## Ketentuan Soal
Tuliskan kembali bagian teks bacaan tentang kendala industri tekstil, dari "Reporter: Yusuf Imam" sampai dengan "kendala industri tekstil.", tanpa mengubah satu kata pun.

## Teks Bacaan
☆ ☆ ☆ ☆ ☆ ☆ ☆

Reporter: Yusuf Imam Santoso | Editor: Azis Husaini
Kata Bahlil agar investasi bisa mocer mengalir ke Tanah Air, permasalahan industri TPT perlu dipecahkan. Catatan BKPM berdasarkan Forum Group Discussion (FGD) dengan pelaku industri tekstik setidaknya ada delapan kendala industri tekstil.
Pertama, bahan baku industri serat didominasi kapas (37%), poliester (51%), dan sisanya rayon (12%). Nyatanya, hampir 100% kapas impor, sebab beberapa daerah di Indonesia tidak cocok untuk budidaya kapas. Saran BKPM perlu adanya pengembangan kapas kapas di Sulawesi, NTB, dan NTT, serta pengembangan bahan baku peningkatan kapas.

☆ ☆ ☆ ☆ ☆ ☆ ☆

## Data yang Diberikan
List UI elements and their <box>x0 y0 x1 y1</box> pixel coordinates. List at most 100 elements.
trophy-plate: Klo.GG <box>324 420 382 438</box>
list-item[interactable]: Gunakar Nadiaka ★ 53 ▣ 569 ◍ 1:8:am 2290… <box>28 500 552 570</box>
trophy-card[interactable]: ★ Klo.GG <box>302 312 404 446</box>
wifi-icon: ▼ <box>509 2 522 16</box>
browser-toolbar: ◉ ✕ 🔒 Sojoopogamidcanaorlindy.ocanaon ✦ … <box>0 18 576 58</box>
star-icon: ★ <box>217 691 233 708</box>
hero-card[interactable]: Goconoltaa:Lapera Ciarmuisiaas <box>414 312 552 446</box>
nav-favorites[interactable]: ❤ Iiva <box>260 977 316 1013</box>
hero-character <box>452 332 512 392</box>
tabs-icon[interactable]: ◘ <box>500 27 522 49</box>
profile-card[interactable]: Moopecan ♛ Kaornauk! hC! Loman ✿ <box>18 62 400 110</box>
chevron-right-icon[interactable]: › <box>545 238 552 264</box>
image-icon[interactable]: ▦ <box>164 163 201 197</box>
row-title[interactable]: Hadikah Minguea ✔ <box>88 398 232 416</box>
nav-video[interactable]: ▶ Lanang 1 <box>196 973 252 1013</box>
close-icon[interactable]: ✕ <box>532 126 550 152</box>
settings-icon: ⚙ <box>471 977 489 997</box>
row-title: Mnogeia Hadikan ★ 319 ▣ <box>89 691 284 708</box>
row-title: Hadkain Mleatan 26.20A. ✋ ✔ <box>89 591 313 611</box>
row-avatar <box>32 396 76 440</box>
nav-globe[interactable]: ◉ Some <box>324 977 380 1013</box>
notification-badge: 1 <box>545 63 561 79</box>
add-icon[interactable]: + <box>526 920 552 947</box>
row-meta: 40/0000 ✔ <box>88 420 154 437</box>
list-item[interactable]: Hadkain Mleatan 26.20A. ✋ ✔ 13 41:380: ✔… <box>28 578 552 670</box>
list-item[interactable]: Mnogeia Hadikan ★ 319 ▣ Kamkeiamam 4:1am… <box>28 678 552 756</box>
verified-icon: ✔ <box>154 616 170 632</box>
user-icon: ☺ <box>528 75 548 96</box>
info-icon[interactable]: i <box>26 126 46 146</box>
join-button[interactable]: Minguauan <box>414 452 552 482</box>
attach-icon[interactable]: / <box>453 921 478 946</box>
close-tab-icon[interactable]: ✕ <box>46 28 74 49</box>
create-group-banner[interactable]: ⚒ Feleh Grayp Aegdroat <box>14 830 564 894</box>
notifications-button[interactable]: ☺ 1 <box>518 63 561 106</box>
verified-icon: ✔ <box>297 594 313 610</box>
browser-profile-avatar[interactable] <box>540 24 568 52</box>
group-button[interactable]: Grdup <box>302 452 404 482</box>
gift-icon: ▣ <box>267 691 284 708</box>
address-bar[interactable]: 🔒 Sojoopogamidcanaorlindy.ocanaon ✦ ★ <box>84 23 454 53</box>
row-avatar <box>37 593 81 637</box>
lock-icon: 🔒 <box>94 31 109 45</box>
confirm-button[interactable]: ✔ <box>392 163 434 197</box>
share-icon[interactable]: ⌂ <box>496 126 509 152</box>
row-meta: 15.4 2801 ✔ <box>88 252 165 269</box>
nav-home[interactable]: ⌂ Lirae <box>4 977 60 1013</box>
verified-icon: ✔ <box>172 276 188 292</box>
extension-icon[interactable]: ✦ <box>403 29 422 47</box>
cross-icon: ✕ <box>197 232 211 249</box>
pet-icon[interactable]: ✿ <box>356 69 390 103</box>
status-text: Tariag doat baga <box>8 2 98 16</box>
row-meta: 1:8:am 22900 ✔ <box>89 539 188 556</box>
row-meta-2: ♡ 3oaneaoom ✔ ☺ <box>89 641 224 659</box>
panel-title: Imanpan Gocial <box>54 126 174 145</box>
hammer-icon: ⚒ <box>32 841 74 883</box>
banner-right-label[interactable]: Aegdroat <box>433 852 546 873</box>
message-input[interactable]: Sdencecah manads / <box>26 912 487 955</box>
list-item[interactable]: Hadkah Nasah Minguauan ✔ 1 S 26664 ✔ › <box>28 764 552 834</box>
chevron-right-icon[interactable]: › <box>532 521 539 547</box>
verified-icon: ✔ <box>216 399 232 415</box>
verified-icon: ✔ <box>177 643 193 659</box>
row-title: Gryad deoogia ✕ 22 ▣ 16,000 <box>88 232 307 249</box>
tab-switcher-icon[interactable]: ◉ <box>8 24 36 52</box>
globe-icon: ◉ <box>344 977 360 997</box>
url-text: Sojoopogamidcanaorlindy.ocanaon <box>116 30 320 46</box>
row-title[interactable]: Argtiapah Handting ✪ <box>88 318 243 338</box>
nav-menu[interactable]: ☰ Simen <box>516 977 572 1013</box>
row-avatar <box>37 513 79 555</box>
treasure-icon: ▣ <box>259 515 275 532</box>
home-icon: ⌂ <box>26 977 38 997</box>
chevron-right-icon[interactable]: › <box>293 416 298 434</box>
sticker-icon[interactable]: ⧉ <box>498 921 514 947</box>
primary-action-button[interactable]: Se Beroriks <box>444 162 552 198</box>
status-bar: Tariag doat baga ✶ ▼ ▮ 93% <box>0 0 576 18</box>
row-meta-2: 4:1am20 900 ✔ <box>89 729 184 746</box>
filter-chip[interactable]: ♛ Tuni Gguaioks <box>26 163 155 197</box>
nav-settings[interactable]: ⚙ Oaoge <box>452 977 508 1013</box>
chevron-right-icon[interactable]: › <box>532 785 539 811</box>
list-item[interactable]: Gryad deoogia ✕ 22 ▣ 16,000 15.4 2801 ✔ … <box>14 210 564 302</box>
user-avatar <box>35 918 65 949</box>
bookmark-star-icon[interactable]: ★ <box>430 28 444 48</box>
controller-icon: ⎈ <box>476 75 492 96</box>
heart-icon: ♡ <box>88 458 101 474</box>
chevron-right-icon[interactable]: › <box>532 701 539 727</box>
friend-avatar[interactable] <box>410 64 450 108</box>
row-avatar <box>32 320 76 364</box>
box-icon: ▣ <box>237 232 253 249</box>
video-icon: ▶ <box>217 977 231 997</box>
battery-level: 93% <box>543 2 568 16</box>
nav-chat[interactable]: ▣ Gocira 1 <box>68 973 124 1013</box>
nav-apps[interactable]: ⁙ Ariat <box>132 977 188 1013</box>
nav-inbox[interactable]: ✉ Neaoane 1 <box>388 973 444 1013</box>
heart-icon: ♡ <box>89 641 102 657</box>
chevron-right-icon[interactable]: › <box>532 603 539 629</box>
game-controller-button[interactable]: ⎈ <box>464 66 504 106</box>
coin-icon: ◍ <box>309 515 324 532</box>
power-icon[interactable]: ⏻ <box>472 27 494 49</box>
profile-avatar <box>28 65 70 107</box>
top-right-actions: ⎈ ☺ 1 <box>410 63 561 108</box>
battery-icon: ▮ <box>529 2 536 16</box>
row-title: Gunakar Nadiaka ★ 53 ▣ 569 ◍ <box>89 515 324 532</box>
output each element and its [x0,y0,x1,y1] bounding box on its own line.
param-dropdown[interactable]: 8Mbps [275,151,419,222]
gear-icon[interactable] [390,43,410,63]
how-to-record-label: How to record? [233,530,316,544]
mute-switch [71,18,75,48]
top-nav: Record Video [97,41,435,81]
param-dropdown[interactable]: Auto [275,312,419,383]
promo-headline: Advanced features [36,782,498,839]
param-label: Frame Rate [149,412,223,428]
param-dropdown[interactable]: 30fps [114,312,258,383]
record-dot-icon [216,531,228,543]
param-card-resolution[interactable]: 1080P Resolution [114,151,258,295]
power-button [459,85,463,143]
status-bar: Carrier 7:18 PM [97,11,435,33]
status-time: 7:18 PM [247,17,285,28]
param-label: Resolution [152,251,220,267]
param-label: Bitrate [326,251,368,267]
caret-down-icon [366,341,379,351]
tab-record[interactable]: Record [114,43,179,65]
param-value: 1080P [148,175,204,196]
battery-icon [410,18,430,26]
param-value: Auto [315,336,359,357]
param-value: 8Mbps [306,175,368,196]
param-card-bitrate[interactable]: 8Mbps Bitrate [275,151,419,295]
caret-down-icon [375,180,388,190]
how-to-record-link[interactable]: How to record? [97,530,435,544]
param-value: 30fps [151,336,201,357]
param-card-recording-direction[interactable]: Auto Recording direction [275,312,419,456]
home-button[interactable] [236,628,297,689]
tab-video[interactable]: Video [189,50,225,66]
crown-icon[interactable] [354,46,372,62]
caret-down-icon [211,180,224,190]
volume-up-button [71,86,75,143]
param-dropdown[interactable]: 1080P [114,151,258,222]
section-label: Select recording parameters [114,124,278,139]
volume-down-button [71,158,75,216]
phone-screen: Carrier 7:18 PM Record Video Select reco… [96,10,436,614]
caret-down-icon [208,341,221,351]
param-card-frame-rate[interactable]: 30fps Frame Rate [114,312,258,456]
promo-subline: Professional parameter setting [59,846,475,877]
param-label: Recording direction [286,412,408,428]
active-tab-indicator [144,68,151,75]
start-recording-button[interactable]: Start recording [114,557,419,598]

☆ ☆ ☆ ☆ ☆ ☆ ☆

## Jawaban Latihan
Reporter: Yusuf Imam Santoso | Editor: Azis Husaini
Kata Bahlil agar investasi bisa mocer mengalir ke Tanah Air, permasalahan industri TPT perlu dipecahkan. Catatan BKPM berdasarkan Forum Group Discussion (FGD) dengan pelaku industri tekstik setidaknya ada delapan kendala industri tekstil.